# Start of Entries provided

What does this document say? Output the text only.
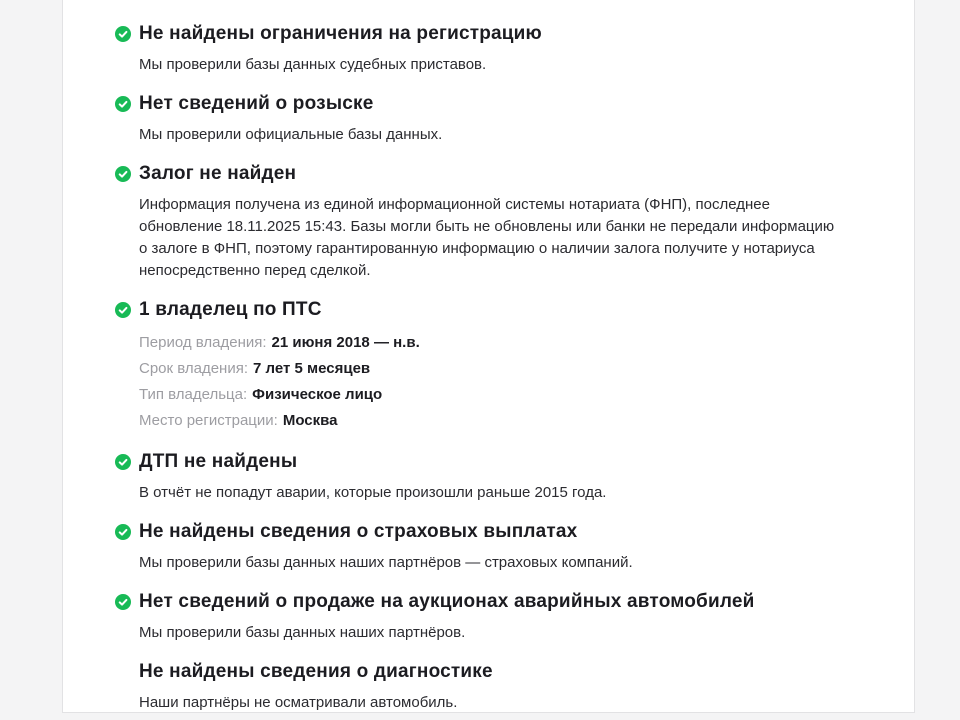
Не найдены ограничения на регистрацию

Мы проверили базы данных судебных приставов.

Нет сведений о розыске

Мы проверили официальные базы данных.

Залог не найден

Информация получена из единой информационной системы нотариата (ФНП), последнее обновление 18.11.2025 15:43. Базы могли быть не обновлены или банки не передали информацию о залоге в ФНП, поэтому гарантированную информацию о наличии залога получите у нотариуса непосредственно перед сделкой.

1 владелец по ПТС
Период владения: 21 июня 2018 — н.в.
Срок владения: 7 лет 5 месяцев
Тип владельца: Физическое лицо
Место регистрации: Москва
ДТП не найдены

В отчёт не попадут аварии, которые произошли раньше 2015 года.

Не найдены сведения о страховых выплатах

Мы проверили базы данных наших партнёров — страховых компаний.

Нет сведений о продаже на аукционах аварийных автомобилей

Мы проверили базы данных наших партнёров.

Не найдены сведения о диагностике

Наши партнёры не осматривали автомобиль.
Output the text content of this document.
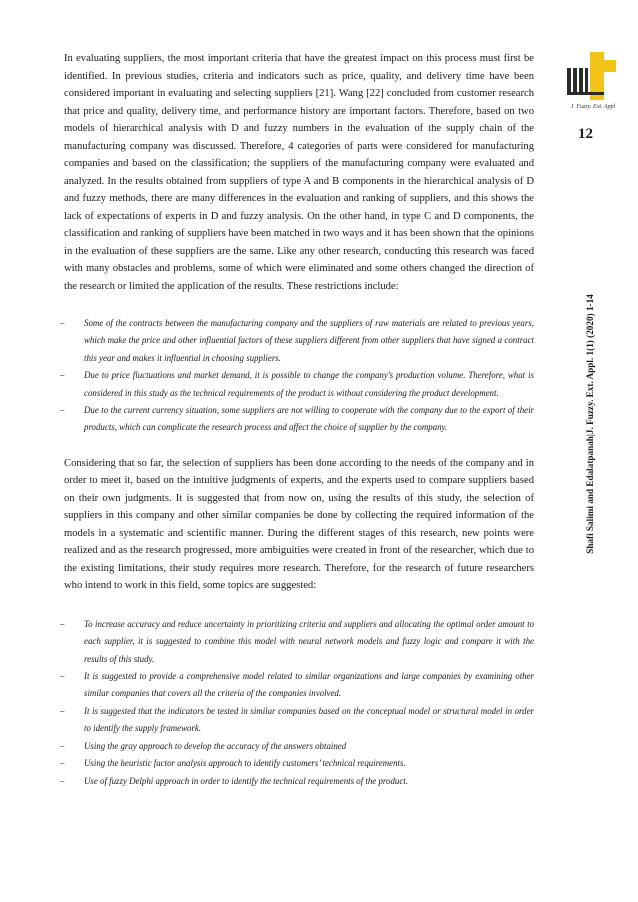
In evaluating suppliers, the most important criteria that have the greatest impact on this process must first be identified. In previous studies, criteria and indicators such as price, quality, and delivery time have been considered important in evaluating and selecting suppliers [21]. Wang [22] concluded from customer research that price and quality, delivery time, and performance history are important factors. Therefore, based on two models of hierarchical analysis with D and fuzzy numbers in the evaluation of the supply chain of the manufacturing company was discussed. Therefore, 4 categories of parts were considered for manufacturing companies and based on the classification; the suppliers of the manufacturing company were evaluated and analyzed. In the results obtained from suppliers of type A and B components in the hierarchical analysis of D and fuzzy methods, there are many differences in the evaluation and ranking of suppliers, and this shows the lack of expectations of experts in D and fuzzy analysis. On the other hand, in type C and D components, the classification and ranking of suppliers have been matched in two ways and it has been shown that the opinions in the evaluation of these suppliers are the same. Like any other research, conducting this research was faced with many obstacles and problems, some of which were eliminated and some others changed the direction of the research or limited the application of the results. These restrictions include:

– Some of the contracts between the manufacturing company and the suppliers of raw materials are related to previous years, which make the price and other influential factors of these suppliers different from other suppliers that have signed a contract this year and makes it influential in choosing suppliers.
– Due to price fluctuations and market demand, it is possible to change the company’s production volume. Therefore, what is considered in this study as the technical requirements of the product is without considering the product development.
– Due to the current currency situation, some suppliers are not willing to cooperate with the company due to the export of their products, which can complicate the research process and affect the choice of supplier by the company.

Considering that so far, the selection of suppliers has been done according to the needs of the company and in order to meet it, based on the intuitive judgments of experts, and the experts used to compare suppliers based on their own judgments. It is suggested that from now on, using the results of this study, the selection of suppliers in this company and other similar companies be done by collecting the required information of the models in a systematic and scientific manner. During the different stages of this research, new points were realized and as the research progressed, more ambiguities were created in front of the researcher, which due to the existing limitations, their study requires more research. Therefore, for the research of future researchers who intend to work in this field, some topics are suggested:

– To increase accuracy and reduce uncertainty in prioritizing criteria and suppliers and allocating the optimal order amount to each supplier, it is suggested to combine this model with neural network models and fuzzy logic and compare it with the results of this study.
– It is suggested to provide a comprehensive model related to similar organizations and large companies by examining other similar companies that covers all the criteria of the companies involved.
– It is suggested that the indicators be tested in similar companies based on the conceptual model or structural model in order to identify the supply framework.
– Using the gray approach to develop the accuracy of the answers obtained
– Using the heuristic factor analysis approach to identify customers’ technical requirements.
– Use of fuzzy Delphi approach in order to identify the technical requirements of the product.
J. Fuzzy. Ext. Appl
12
Shafi Salimi and Edalatpanah|J. Fuzzy. Ext. Appl. 1(1) (2020) 1-14
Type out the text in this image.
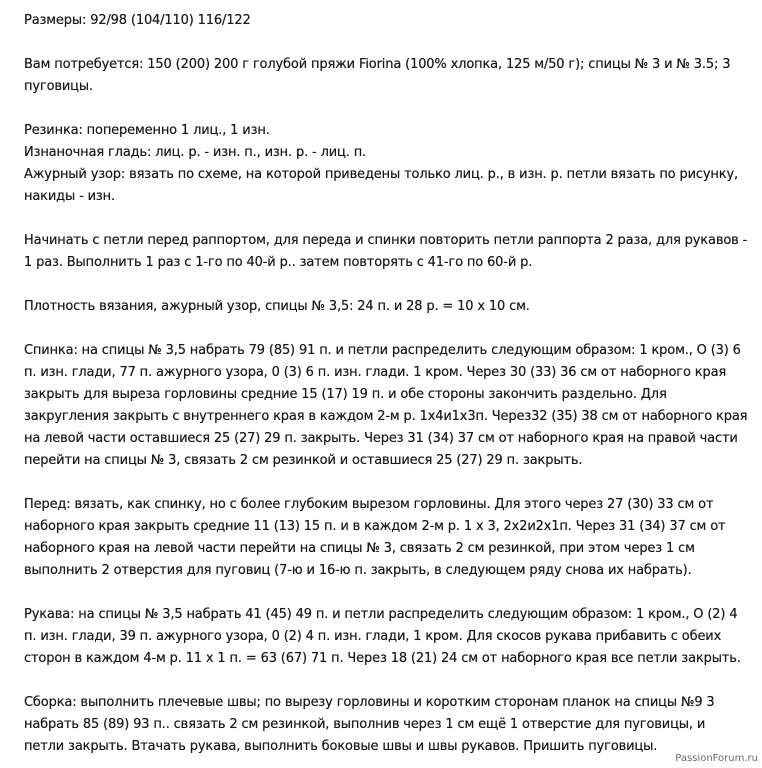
Размеры: 92/98 (104/110) 116/122
Вам потребуется: 150 (200) 200 г голубой пряжи Fiorina (100% хлопка, 125 м/50 г); спицы № 3 и № 3.5; 3
пуговицы.
Резинка: попеременно 1 лиц., 1 изн.
Изнаночная гладь: лиц. р. - изн. п., изн. р. - лиц. п.
Ажурный узор: вязать по схеме, на которой приведены только лиц. р., в изн. р. петли вязать по рисунку,
накиды - изн.
Начинать с петли перед раппортом, для переда и спинки повторить петли раппорта 2 раза, для рукавов -
1 раз. Выполнить 1 раз с 1-го по 40-й р.. затем повторять с 41-го по 60-й р.
Плотность вязания, ажурный узор, спицы № 3,5: 24 п. и 28 р. = 10 х 10 см.
Спинка: на спицы № 3,5 набрать 79 (85) 91 п. и петли распределить следующим образом: 1 кром., О (3) 6
п. изн. глади, 77 п. ажурного узора, 0 (3) 6 п. изн. глади. 1 кром. Через 30 (33) 36 см от наборного края
закрыть для выреза горловины средние 15 (17) 19 п. и обе стороны закончить раздельно. Для
закругления закрыть с внутреннего края в каждом 2-м р. 1х4и1х3п. Через32 (35) 38 см от наборного края
на левой части оставшиеся 25 (27) 29 п. закрыть. Через 31 (34) 37 см от наборного края на правой части
перейти на спицы № 3, связать 2 см резинкой и оставшиеся 25 (27) 29 п. закрыть.
Перед: вязать, как спинку, но с более глубоким вырезом горловины. Для этого через 27 (30) 33 см от
наборного края закрыть средние 11 (13) 15 п. и в каждом 2-м р. 1 х 3, 2х2и2х1п. Через 31 (34) 37 см от
наборного края на левой части перейти на спицы № 3, связать 2 см резинкой, при этом через 1 см
выполнить 2 отверстия для пуговиц (7-ю и 16-ю п. закрыть, в следующем ряду снова их набрать).
Рукава: на спицы № 3,5 набрать 41 (45) 49 п. и петли распределить следующим образом: 1 кром., О (2) 4
п. изн. глади, 39 п. ажурного узора, 0 (2) 4 п. изн. глади, 1 кром. Для скосов рукава прибавить с обеих
сторон в каждом 4-м р. 11 х 1 п. = 63 (67) 71 п. Через 18 (21) 24 см от наборного края все петли закрыть.
Сборка: выполнить плечевые швы; по вырезу горловины и коротким сторонам планок на спицы №9 3
набрать 85 (89) 93 п.. связать 2 см резинкой, выполнив через 1 см ещё 1 отверстие для пуговицы, и
петли закрыть. Втачать рукава, выполнить боковые швы и швы рукавов. Пришить пуговицы.
PassionForum.ru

# End of Entries provided

The task
Report every line containing the word "владения" from the listing above.

Expected answer
Период владения: 21 июня 2018 — н.в.
Срок владения: 7 лет 5 месяцев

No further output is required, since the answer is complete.